Stated problem: Select the lines of the records containing the word "image" and list them.

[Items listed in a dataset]

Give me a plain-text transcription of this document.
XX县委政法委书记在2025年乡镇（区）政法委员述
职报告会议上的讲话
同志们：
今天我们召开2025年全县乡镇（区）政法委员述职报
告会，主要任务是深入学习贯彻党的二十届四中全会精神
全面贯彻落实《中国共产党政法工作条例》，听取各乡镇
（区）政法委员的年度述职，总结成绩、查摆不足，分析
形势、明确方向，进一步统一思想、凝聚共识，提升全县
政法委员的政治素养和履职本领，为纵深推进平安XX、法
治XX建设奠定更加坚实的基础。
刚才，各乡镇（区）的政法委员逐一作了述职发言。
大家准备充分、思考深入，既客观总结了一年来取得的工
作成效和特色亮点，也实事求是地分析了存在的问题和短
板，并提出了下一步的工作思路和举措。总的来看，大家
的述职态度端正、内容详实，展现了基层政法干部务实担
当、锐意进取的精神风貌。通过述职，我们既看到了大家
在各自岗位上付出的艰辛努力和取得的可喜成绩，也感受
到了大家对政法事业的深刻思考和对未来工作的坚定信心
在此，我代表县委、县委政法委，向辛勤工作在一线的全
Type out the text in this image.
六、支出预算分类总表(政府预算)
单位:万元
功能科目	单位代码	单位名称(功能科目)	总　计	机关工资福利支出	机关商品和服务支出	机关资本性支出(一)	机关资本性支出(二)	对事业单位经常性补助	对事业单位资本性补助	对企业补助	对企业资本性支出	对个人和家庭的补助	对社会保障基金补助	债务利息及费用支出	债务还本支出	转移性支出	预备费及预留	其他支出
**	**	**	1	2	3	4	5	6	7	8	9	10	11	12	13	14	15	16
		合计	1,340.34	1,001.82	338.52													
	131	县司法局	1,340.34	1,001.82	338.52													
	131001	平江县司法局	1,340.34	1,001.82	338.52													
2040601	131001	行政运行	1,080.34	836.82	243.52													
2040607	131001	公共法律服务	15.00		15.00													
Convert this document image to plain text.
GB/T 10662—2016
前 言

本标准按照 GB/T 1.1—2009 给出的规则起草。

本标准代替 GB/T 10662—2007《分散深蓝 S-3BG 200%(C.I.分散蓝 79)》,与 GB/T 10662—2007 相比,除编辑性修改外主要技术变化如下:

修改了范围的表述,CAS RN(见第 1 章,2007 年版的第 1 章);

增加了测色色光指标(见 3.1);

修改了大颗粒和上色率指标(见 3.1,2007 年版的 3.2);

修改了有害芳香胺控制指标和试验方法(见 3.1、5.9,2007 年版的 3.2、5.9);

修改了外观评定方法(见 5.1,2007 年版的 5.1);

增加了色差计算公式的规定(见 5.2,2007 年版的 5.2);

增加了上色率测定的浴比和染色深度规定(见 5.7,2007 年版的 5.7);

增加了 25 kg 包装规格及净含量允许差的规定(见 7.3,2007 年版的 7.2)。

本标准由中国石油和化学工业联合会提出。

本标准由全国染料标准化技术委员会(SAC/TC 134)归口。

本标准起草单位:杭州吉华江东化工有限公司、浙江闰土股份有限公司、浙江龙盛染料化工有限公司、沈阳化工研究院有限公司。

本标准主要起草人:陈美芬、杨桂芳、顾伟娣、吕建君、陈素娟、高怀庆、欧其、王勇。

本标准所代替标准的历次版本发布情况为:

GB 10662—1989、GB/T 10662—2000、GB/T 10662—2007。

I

Task result:
Type out the text in this image.
Convert this document image to plain text.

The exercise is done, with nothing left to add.